# [TASK INSTRUCTIONS]
Extract each line of the records below that contains the word "ylabel".

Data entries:
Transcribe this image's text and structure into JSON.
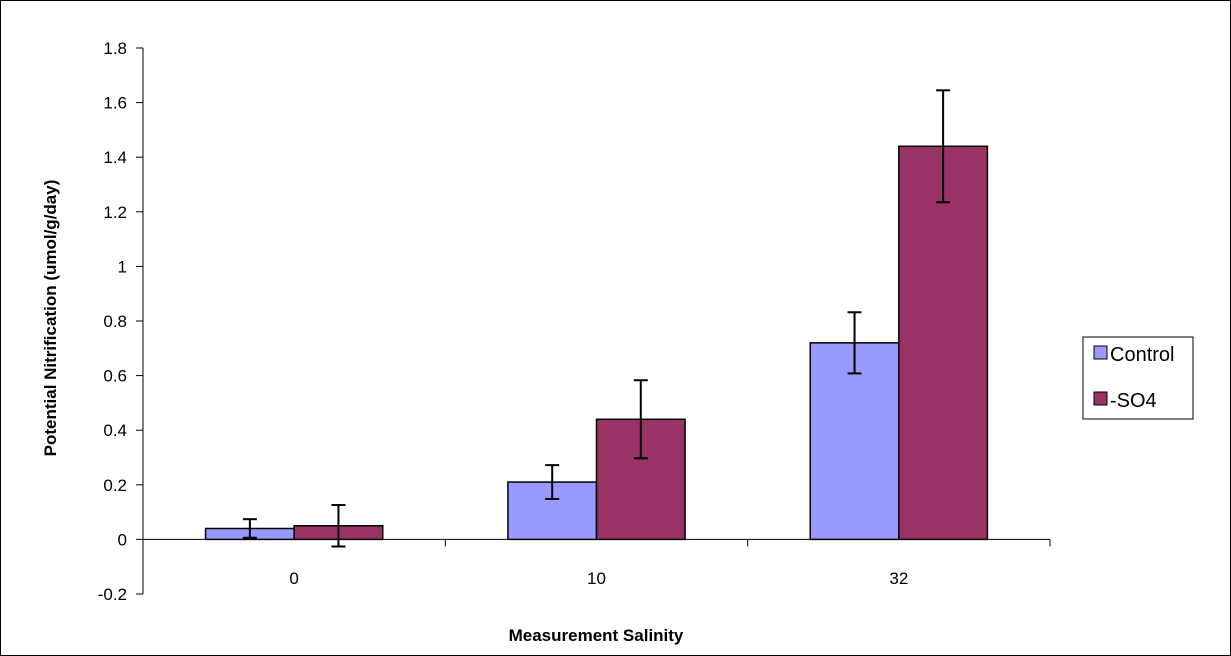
{
  "chart_data": {
    "type": "bar",
    "categories": [
      "0",
      "10",
      "32"
    ],
    "series": [
      {
        "name": "Control",
        "values": [
          0.04,
          0.21,
          0.72
        ],
        "errors": [
          0.034,
          0.062,
          0.112
        ],
        "color": "#9999FF"
      },
      {
        "name": "-SO4",
        "values": [
          0.05,
          0.44,
          1.44
        ],
        "errors": [
          0.076,
          0.143,
          0.205
        ],
        "color": "#993366"
      }
    ],
    "title": "",
    "xlabel": "Measurement Salinity",
    "ylabel": "Potential Nitrification (umol/g/day)",
    "ylim": [
      -0.2,
      1.8
    ],
    "yticks": [
      "-0.2",
      "0",
      "0.2",
      "0.4",
      "0.6",
      "0.8",
      "1",
      "1.2",
      "1.4",
      "1.6",
      "1.8"
    ],
    "grid": false,
    "legend_position": "right"
  }
}
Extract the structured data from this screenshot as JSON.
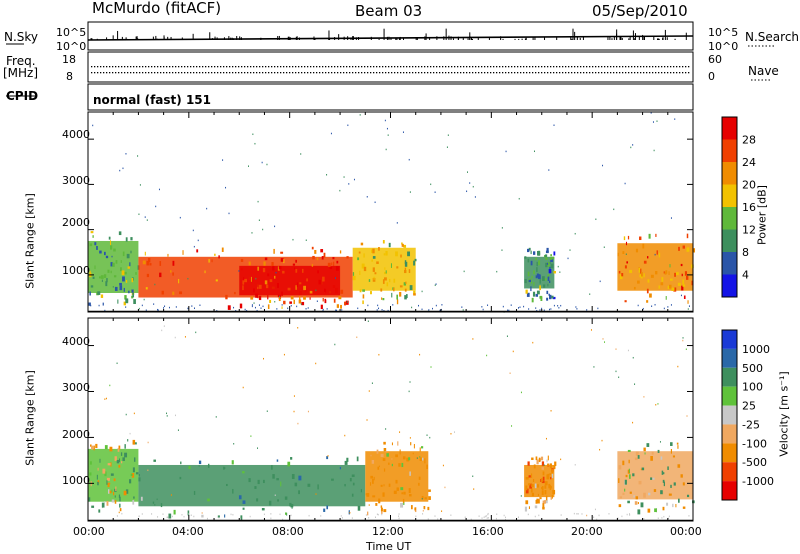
{
  "header": {
    "station": "McMurdo (fitACF)",
    "beam": "Beam 03",
    "date": "05/Sep/2010"
  },
  "summary_panels": {
    "nsky_label": "N.Sky",
    "nsky_ticks": [
      "10^5",
      "10^0"
    ],
    "nsearch_label": "N.Search",
    "nsearch_ticks": [
      "10^5",
      "10^0"
    ],
    "freq_label": "Freq.",
    "freq_unit": "[MHz]",
    "freq_ticks": [
      "18",
      "8"
    ],
    "nave_label": "Nave",
    "nave_ticks": [
      "60",
      "0"
    ],
    "cpid_label": "CPID",
    "cpid_value": "normal (fast) 151"
  },
  "colors": {
    "power_scale": [
      "#1414e6",
      "#2a55a8",
      "#3d8f5e",
      "#5fb83a",
      "#f2c200",
      "#f08c00",
      "#f04000",
      "#e60000"
    ],
    "velocity_scale": [
      "#1a3ad6",
      "#2a68a8",
      "#3e8f5e",
      "#5fc23a",
      "#c8c8c8",
      "#f0a860",
      "#f08c00",
      "#f04000",
      "#e60000"
    ]
  },
  "chart_data": [
    {
      "type": "heatmap",
      "title": "",
      "xlabel": "",
      "ylabel": "Slant Range [km]",
      "x_ticks": [
        "00:00",
        "04:00",
        "08:00",
        "12:00",
        "16:00",
        "20:00",
        "00:00"
      ],
      "y_ticks": [
        "1000",
        "2000",
        "3000",
        "4000"
      ],
      "colorbar_label": "Power [dB]",
      "colorbar_ticks": [
        "4",
        "8",
        "12",
        "16",
        "20",
        "24",
        "28"
      ],
      "xlim_hours": [
        0,
        24
      ],
      "ylim_km": [
        180,
        4600
      ],
      "regions": [
        {
          "t_start": 0.0,
          "t_end": 2.0,
          "r_low": 600,
          "r_high": 1750,
          "level_db": 12
        },
        {
          "t_start": 2.0,
          "t_end": 10.5,
          "r_low": 500,
          "r_high": 1400,
          "level_db": 24
        },
        {
          "t_start": 6.0,
          "t_end": 10.0,
          "r_low": 550,
          "r_high": 1200,
          "level_db": 28
        },
        {
          "t_start": 10.5,
          "t_end": 13.0,
          "r_low": 650,
          "r_high": 1600,
          "level_db": 16
        },
        {
          "t_start": 17.3,
          "t_end": 18.5,
          "r_low": 700,
          "r_high": 1400,
          "level_db": 10
        },
        {
          "t_start": 21.0,
          "t_end": 24.0,
          "r_low": 650,
          "r_high": 1700,
          "level_db": 22
        }
      ]
    },
    {
      "type": "heatmap",
      "title": "",
      "xlabel": "Time UT",
      "ylabel": "Slant Range [km]",
      "x_ticks": [
        "00:00",
        "04:00",
        "08:00",
        "12:00",
        "16:00",
        "20:00",
        "00:00"
      ],
      "y_ticks": [
        "1000",
        "2000",
        "3000",
        "4000"
      ],
      "colorbar_label": "Velocity [m s⁻¹]",
      "colorbar_ticks": [
        "1000",
        "500",
        "100",
        "25",
        "-25",
        "-100",
        "-500",
        "-1000"
      ],
      "xlim_hours": [
        0,
        24
      ],
      "ylim_km": [
        180,
        4600
      ],
      "regions": [
        {
          "t_start": 0.0,
          "t_end": 2.0,
          "r_low": 600,
          "r_high": 1750,
          "level_ms": 50
        },
        {
          "t_start": 2.0,
          "t_end": 11.0,
          "r_low": 500,
          "r_high": 1400,
          "level_ms": 300
        },
        {
          "t_start": 11.0,
          "t_end": 13.5,
          "r_low": 600,
          "r_high": 1700,
          "level_ms": -200
        },
        {
          "t_start": 17.3,
          "t_end": 18.5,
          "r_low": 700,
          "r_high": 1400,
          "level_ms": -300
        },
        {
          "t_start": 21.0,
          "t_end": 24.0,
          "r_low": 650,
          "r_high": 1700,
          "level_ms": -50
        }
      ]
    }
  ]
}
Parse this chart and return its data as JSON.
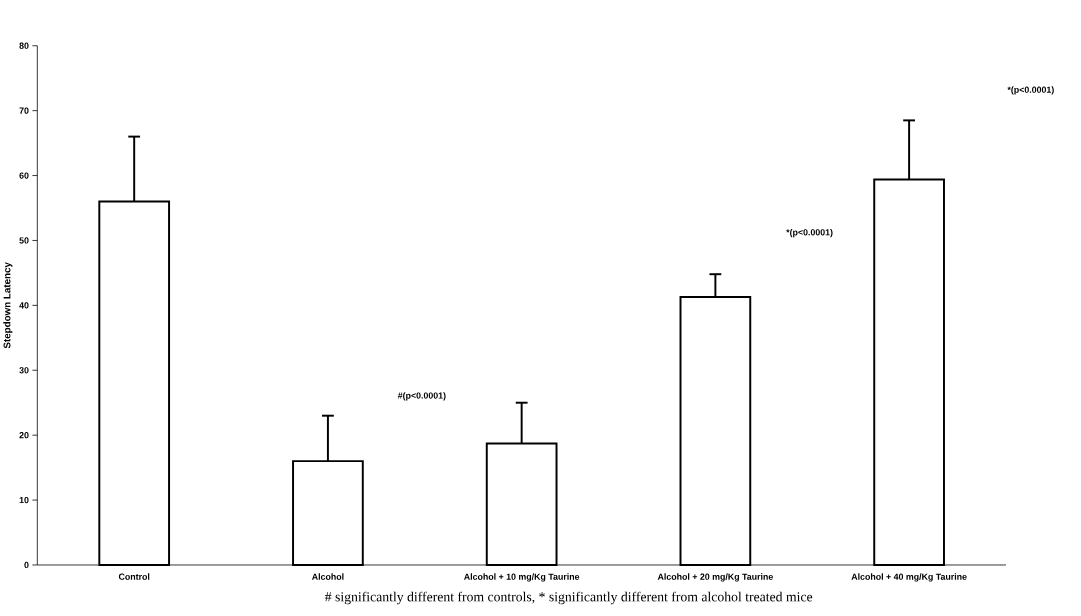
{
  "chart_data": {
    "type": "bar",
    "ylabel": "Stepdown Latency",
    "categories": [
      "Control",
      "Alcohol",
      "Alcohol + 10 mg/Kg Taurine",
      "Alcohol + 20 mg/Kg Taurine",
      "Alcohol + 40 mg/Kg Taurine"
    ],
    "values": [
      56,
      16,
      18.7,
      41.3,
      59.4
    ],
    "errors": [
      [
        56,
        66
      ],
      [
        16,
        23
      ],
      [
        18.7,
        25
      ],
      [
        41.3,
        44.8
      ],
      [
        59.4,
        68.5
      ]
    ],
    "color": "#ffffff",
    "ylim": [
      0,
      80
    ],
    "yticks": [
      0,
      10,
      20,
      30,
      40,
      50,
      60,
      70,
      80
    ],
    "annotations": [
      "#(p<0.0001)",
      "*(p<0.0001)",
      "*(p<0.0001)",
      "# significantly different from controls, * significantly different from alcohol treated mice"
    ]
  }
}
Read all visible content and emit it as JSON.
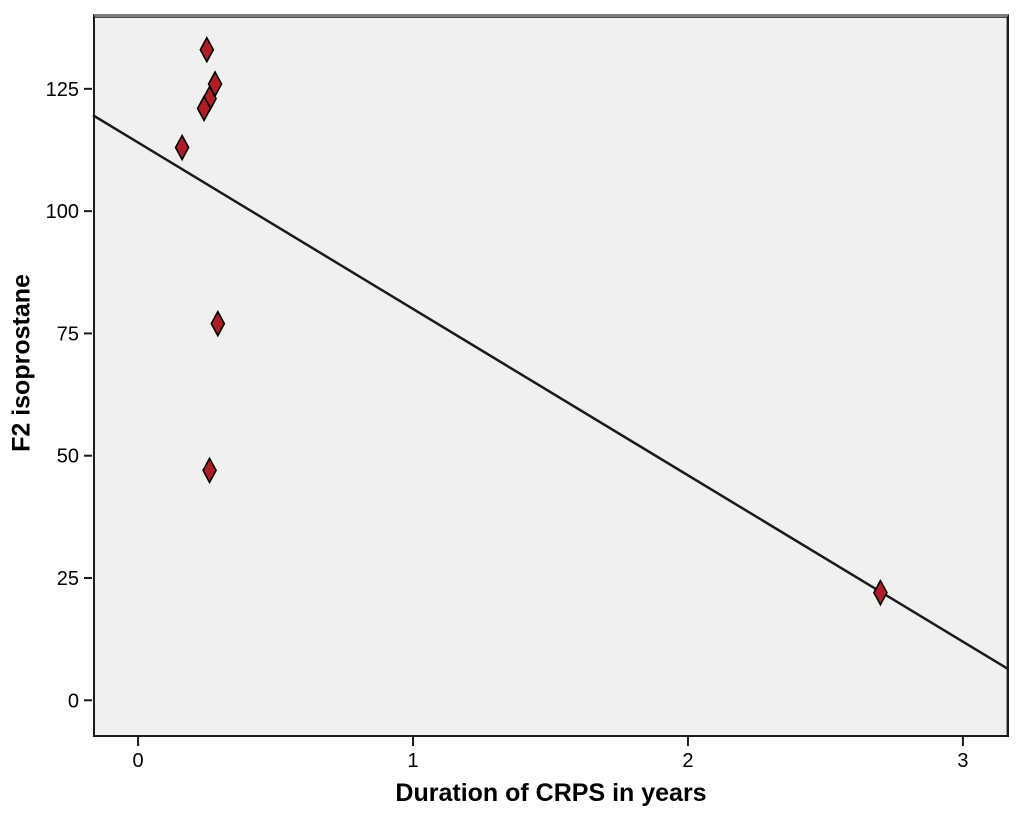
{
  "chart_data": {
    "type": "scatter",
    "title": "",
    "xlabel": "Duration of CRPS in years",
    "ylabel": "F2 isoprostane",
    "xlim": [
      -0.164,
      3.164
    ],
    "ylim": [
      -7.3,
      140.3
    ],
    "xticks": [
      0,
      1,
      2,
      3
    ],
    "yticks": [
      0,
      25,
      50,
      75,
      100,
      125
    ],
    "grid": false,
    "legend": false,
    "points": [
      {
        "x": 0.25,
        "y": 133
      },
      {
        "x": 0.28,
        "y": 126
      },
      {
        "x": 0.26,
        "y": 123
      },
      {
        "x": 0.24,
        "y": 121
      },
      {
        "x": 0.16,
        "y": 113
      },
      {
        "x": 0.29,
        "y": 77
      },
      {
        "x": 0.26,
        "y": 47
      },
      {
        "x": 2.7,
        "y": 22
      }
    ],
    "fit_line": {
      "slope": -34,
      "intercept": 114,
      "x1": -0.164,
      "y1": 119.6,
      "x2": 3.164,
      "y2": 6.4
    },
    "marker": {
      "shape": "diamond",
      "fill": "#ad1f24",
      "stroke": "#000000",
      "width": 13,
      "height": 24
    },
    "colors": {
      "page_bg": "#ffffff",
      "plot_bg": "#f0f0ef",
      "frame": "#1c1c1c",
      "frame_top": "#7e7e7e",
      "axis": "#1c1c1c",
      "line": "#1a1a1a",
      "text": "#000000"
    }
  }
}
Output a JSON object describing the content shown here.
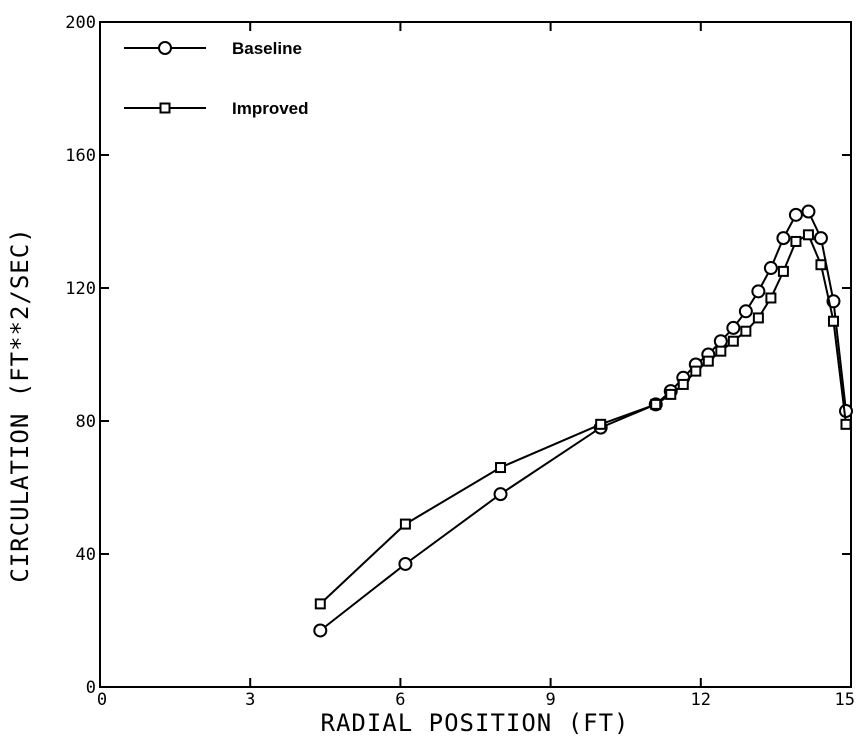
{
  "chart_data": {
    "type": "line",
    "xlabel": "RADIAL POSITION (FT)",
    "ylabel": "CIRCULATION (FT**2/SEC)",
    "xlim": [
      0,
      15
    ],
    "ylim": [
      0,
      200
    ],
    "xticks": [
      0,
      3,
      6,
      9,
      12,
      15
    ],
    "yticks": [
      0,
      40,
      80,
      120,
      160,
      200
    ],
    "xtick_labels": [
      "0",
      "3",
      "6",
      "9",
      "12",
      "15"
    ],
    "ytick_labels": [
      "0",
      "40",
      "80",
      "120",
      "160",
      "200"
    ],
    "grid": false,
    "legend_position": "top-left",
    "series": [
      {
        "name": "Baseline",
        "marker": "circle",
        "x": [
          4.4,
          6.1,
          8.0,
          10.0,
          11.1,
          11.4,
          11.65,
          11.9,
          12.15,
          12.4,
          12.65,
          12.9,
          13.15,
          13.4,
          13.65,
          13.9,
          14.15,
          14.4,
          14.65,
          14.9
        ],
        "y": [
          17,
          37,
          58,
          78,
          85,
          89,
          93,
          97,
          100,
          104,
          108,
          113,
          119,
          126,
          135,
          142,
          143,
          135,
          116,
          83
        ]
      },
      {
        "name": "Improved",
        "marker": "square",
        "x": [
          4.4,
          6.1,
          8.0,
          10.0,
          11.1,
          11.4,
          11.65,
          11.9,
          12.15,
          12.4,
          12.65,
          12.9,
          13.15,
          13.4,
          13.65,
          13.9,
          14.15,
          14.4,
          14.65,
          14.9
        ],
        "y": [
          25,
          49,
          66,
          79,
          85,
          88,
          91,
          95,
          98,
          101,
          104,
          107,
          111,
          117,
          125,
          134,
          136,
          127,
          110,
          79
        ]
      }
    ]
  }
}
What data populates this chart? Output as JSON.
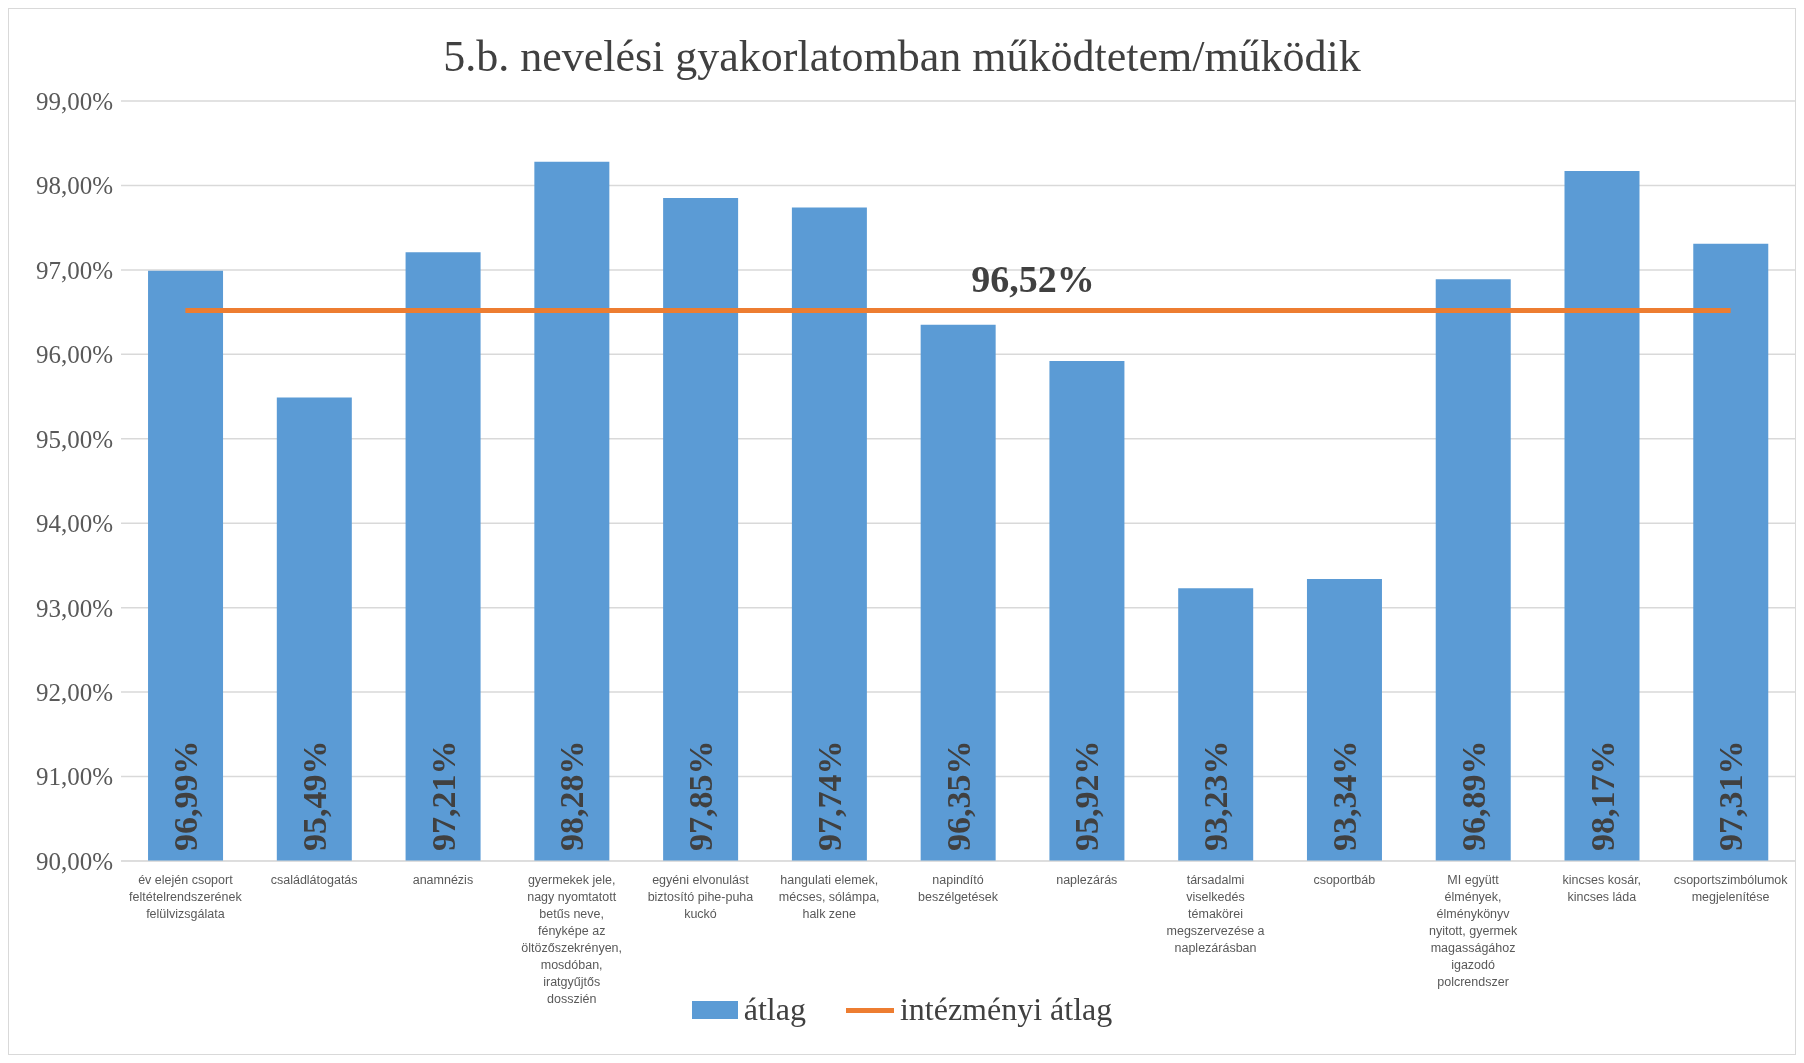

# [WRITTEN SOLUTION]
    "ylabel": "Potential Nitrification (umol/g/day)",
      "ylabel": "Slant Range [km]",
      "ylabel": "Slant Range [km]",
    "ylabel": "Stepdown Latency",
    "ylabel": "F2 isoprostane",
    "ylabel": "CIRCULATION (FT**2/SEC)",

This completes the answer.